Entries provided start
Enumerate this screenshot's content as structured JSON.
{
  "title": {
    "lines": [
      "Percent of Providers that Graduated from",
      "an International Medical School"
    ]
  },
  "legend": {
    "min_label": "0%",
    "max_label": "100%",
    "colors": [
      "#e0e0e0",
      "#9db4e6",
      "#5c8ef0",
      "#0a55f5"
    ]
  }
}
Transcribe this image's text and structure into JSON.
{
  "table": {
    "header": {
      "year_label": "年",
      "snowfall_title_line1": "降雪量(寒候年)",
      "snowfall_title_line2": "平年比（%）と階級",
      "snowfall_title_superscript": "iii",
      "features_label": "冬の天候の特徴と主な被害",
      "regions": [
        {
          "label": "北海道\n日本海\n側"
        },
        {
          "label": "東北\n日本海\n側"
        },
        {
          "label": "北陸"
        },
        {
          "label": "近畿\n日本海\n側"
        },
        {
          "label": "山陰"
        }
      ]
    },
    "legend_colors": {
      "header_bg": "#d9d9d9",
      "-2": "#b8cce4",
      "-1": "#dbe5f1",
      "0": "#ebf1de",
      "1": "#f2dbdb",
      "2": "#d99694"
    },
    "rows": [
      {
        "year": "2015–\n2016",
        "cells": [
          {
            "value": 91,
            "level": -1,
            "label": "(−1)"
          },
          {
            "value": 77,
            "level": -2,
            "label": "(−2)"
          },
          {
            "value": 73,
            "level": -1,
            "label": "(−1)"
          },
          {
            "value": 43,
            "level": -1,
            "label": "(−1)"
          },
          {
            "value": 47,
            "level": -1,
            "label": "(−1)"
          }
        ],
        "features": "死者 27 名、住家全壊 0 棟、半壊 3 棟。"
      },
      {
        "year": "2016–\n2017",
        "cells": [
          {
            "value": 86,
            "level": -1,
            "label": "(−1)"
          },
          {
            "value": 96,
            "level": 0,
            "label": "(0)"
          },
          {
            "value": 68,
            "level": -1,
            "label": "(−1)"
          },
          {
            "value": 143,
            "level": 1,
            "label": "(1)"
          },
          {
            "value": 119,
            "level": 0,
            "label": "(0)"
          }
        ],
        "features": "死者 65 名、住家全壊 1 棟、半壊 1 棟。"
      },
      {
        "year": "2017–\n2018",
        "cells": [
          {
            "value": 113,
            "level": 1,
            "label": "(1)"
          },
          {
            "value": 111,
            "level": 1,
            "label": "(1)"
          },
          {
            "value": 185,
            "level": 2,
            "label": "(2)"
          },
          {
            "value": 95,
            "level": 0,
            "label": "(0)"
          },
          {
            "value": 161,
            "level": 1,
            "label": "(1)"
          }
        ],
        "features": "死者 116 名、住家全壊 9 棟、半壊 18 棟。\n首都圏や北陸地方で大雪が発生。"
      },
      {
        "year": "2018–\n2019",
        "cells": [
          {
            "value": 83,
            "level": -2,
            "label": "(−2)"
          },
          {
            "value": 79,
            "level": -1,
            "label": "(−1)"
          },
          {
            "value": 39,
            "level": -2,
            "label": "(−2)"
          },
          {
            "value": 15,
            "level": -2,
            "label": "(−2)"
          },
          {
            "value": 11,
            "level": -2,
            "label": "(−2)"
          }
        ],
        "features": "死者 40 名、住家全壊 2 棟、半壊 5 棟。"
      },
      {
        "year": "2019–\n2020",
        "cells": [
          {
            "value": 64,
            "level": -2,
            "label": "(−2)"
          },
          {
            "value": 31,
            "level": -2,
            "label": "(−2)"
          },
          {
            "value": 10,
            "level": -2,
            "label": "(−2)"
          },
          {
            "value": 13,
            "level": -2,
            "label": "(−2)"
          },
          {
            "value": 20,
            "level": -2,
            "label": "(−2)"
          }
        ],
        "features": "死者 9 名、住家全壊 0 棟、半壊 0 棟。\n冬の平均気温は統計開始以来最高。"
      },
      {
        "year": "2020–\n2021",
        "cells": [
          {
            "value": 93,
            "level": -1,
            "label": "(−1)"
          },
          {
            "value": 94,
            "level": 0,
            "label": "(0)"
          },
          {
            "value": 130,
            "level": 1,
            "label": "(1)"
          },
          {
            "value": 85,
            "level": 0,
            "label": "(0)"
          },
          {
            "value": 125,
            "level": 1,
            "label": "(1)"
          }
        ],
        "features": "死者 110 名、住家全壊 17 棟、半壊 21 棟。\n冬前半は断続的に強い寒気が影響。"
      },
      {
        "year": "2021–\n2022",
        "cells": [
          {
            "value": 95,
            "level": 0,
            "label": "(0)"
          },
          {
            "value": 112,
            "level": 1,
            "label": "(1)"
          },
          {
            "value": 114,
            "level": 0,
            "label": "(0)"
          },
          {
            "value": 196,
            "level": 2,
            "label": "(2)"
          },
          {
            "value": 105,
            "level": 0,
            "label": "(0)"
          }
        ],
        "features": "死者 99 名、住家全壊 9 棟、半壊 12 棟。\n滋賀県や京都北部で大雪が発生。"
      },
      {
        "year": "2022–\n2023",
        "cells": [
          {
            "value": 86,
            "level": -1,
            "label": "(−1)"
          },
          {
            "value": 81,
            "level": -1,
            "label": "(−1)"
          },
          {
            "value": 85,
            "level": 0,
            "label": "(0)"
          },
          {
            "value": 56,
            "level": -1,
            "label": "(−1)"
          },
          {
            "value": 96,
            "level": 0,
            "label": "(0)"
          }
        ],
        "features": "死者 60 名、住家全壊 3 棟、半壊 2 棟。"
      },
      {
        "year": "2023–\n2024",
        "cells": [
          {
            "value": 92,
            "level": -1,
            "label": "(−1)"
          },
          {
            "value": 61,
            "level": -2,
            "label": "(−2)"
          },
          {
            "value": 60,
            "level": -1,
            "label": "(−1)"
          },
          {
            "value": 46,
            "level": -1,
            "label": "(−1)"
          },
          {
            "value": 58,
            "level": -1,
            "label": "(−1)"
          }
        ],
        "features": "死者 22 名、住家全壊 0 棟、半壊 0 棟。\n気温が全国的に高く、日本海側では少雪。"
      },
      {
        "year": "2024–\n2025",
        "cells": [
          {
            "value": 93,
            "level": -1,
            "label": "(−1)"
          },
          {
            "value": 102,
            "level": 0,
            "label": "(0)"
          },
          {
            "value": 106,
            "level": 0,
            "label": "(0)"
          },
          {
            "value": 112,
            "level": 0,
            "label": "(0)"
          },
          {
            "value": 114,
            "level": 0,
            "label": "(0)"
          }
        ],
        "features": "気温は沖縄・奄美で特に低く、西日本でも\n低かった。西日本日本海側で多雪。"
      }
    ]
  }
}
Entries provided end
[What to work on] Quote the listing in full, please, keeping every line exact.

[Right answer]
Enumerate this screenshot's content as structured JSON.
{
  "title": {
    "lines": [
      "Percent of Providers that Graduated from",
      "an International Medical School"
    ]
  },
  "legend": {
    "min_label": "0%",
    "max_label": "100%",
    "colors": [
      "#e0e0e0",
      "#9db4e6",
      "#5c8ef0",
      "#0a55f5"
    ]
  }
}
Transcribe this image's text and structure into JSON.
{
  "table": {
    "header": {
      "year_label": "年",
      "snowfall_title_line1": "降雪量(寒候年)",
      "snowfall_title_line2": "平年比（%）と階級",
      "snowfall_title_superscript": "iii",
      "features_label": "冬の天候の特徴と主な被害",
      "regions": [
        {
          "label": "北海道\n日本海\n側"
        },
        {
          "label": "東北\n日本海\n側"
        },
        {
          "label": "北陸"
        },
        {
          "label": "近畿\n日本海\n側"
        },
        {
          "label": "山陰"
        }
      ]
    },
    "legend_colors": {
      "header_bg": "#d9d9d9",
      "-2": "#b8cce4",
      "-1": "#dbe5f1",
      "0": "#ebf1de",
      "1": "#f2dbdb",
      "2": "#d99694"
    },
    "rows": [
      {
        "year": "2015–\n2016",
        "cells": [
          {
            "value": 91,
            "level": -1,
            "label": "(−1)"
          },
          {
            "value": 77,
            "level": -2,
            "label": "(−2)"
          },
          {
            "value": 73,
            "level": -1,
            "label": "(−1)"
          },
          {
            "value": 43,
            "level": -1,
            "label": "(−1)"
          },
          {
            "value": 47,
            "level": -1,
            "label": "(−1)"
          }
        ],
        "features": "死者 27 名、住家全壊 0 棟、半壊 3 棟。"
      },
      {
        "year": "2016–\n2017",
        "cells": [
          {
            "value": 86,
            "level": -1,
            "label": "(−1)"
          },
          {
            "value": 96,
            "level": 0,
            "label": "(0)"
          },
          {
            "value": 68,
            "level": -1,
            "label": "(−1)"
          },
          {
            "value": 143,
            "level": 1,
            "label": "(1)"
          },
          {
            "value": 119,
            "level": 0,
            "label": "(0)"
          }
        ],
        "features": "死者 65 名、住家全壊 1 棟、半壊 1 棟。"
      },
      {
        "year": "2017–\n2018",
        "cells": [
          {
            "value": 113,
            "level": 1,
            "label": "(1)"
          },
          {
            "value": 111,
            "level": 1,
            "label": "(1)"
          },
          {
            "value": 185,
            "level": 2,
            "label": "(2)"
          },
          {
            "value": 95,
            "level": 0,
            "label": "(0)"
          },
          {
            "value": 161,
            "level": 1,
            "label": "(1)"
          }
        ],
        "features": "死者 116 名、住家全壊 9 棟、半壊 18 棟。\n首都圏や北陸地方で大雪が発生。"
      },
      {
        "year": "2018–\n2019",
        "cells": [
          {
            "value": 83,
            "level": -2,
            "label": "(−2)"
          },
          {
            "value": 79,
            "level": -1,
            "label": "(−1)"
          },
          {
            "value": 39,
            "level": -2,
            "label": "(−2)"
          },
          {
            "value": 15,
            "level": -2,
            "label": "(−2)"
          },
          {
            "value": 11,
            "level": -2,
            "label": "(−2)"
          }
        ],
        "features": "死者 40 名、住家全壊 2 棟、半壊 5 棟。"
      },
      {
        "year": "2019–\n2020",
        "cells": [
          {
            "value": 64,
            "level": -2,
            "label": "(−2)"
          },
          {
            "value": 31,
            "level": -2,
            "label": "(−2)"
          },
          {
            "value": 10,
            "level": -2,
            "label": "(−2)"
          },
          {
            "value": 13,
            "level": -2,
            "label": "(−2)"
          },
          {
            "value": 20,
            "level": -2,
            "label": "(−2)"
          }
        ],
        "features": "死者 9 名、住家全壊 0 棟、半壊 0 棟。\n冬の平均気温は統計開始以来最高。"
      },
      {
        "year": "2020–\n2021",
        "cells": [
          {
            "value": 93,
            "level": -1,
            "label": "(−1)"
          },
          {
            "value": 94,
            "level": 0,
            "label": "(0)"
          },
          {
            "value": 130,
            "level": 1,
            "label": "(1)"
          },
          {
            "value": 85,
            "level": 0,
            "label": "(0)"
          },
          {
            "value": 125,
            "level": 1,
            "label": "(1)"
          }
        ],
        "features": "死者 110 名、住家全壊 17 棟、半壊 21 棟。\n冬前半は断続的に強い寒気が影響。"
      },
      {
        "year": "2021–\n2022",
        "cells": [
          {
            "value": 95,
            "level": 0,
            "label": "(0)"
          },
          {
            "value": 112,
            "level": 1,
            "label": "(1)"
          },
          {
            "value": 114,
            "level": 0,
            "label": "(0)"
          },
          {
            "value": 196,
            "level": 2,
            "label": "(2)"
          },
          {
            "value": 105,
            "level": 0,
            "label": "(0)"
          }
        ],
        "features": "死者 99 名、住家全壊 9 棟、半壊 12 棟。\n滋賀県や京都北部で大雪が発生。"
      },
      {
        "year": "2022–\n2023",
        "cells": [
          {
            "value": 86,
            "level": -1,
            "label": "(−1)"
          },
          {
            "value": 81,
            "level": -1,
            "label": "(−1)"
          },
          {
            "value": 85,
            "level": 0,
            "label": "(0)"
          },
          {
            "value": 56,
            "level": -1,
            "label": "(−1)"
          },
          {
            "value": 96,
            "level": 0,
            "label": "(0)"
          }
        ],
        "features": "死者 60 名、住家全壊 3 棟、半壊 2 棟。"
      },
      {
        "year": "2023–\n2024",
        "cells": [
          {
            "value": 92,
            "level": -1,
            "label": "(−1)"
          },
          {
            "value": 61,
            "level": -2,
            "label": "(−2)"
          },
          {
            "value": 60,
            "level": -1,
            "label": "(−1)"
          },
          {
            "value": 46,
            "level": -1,
            "label": "(−1)"
          },
          {
            "value": 58,
            "level": -1,
            "label": "(−1)"
          }
        ],
        "features": "死者 22 名、住家全壊 0 棟、半壊 0 棟。\n気温が全国的に高く、日本海側では少雪。"
      },
      {
        "year": "2024–\n2025",
        "cells": [
          {
            "value": 93,
            "level": -1,
            "label": "(−1)"
          },
          {
            "value": 102,
            "level": 0,
            "label": "(0)"
          },
          {
            "value": 106,
            "level": 0,
            "label": "(0)"
          },
          {
            "value": 112,
            "level": 0,
            "label": "(0)"
          },
          {
            "value": 114,
            "level": 0,
            "label": "(0)"
          }
        ],
        "features": "気温は沖縄・奄美で特に低く、西日本でも\n低かった。西日本日本海側で多雪。"
      }
    ]
  }
}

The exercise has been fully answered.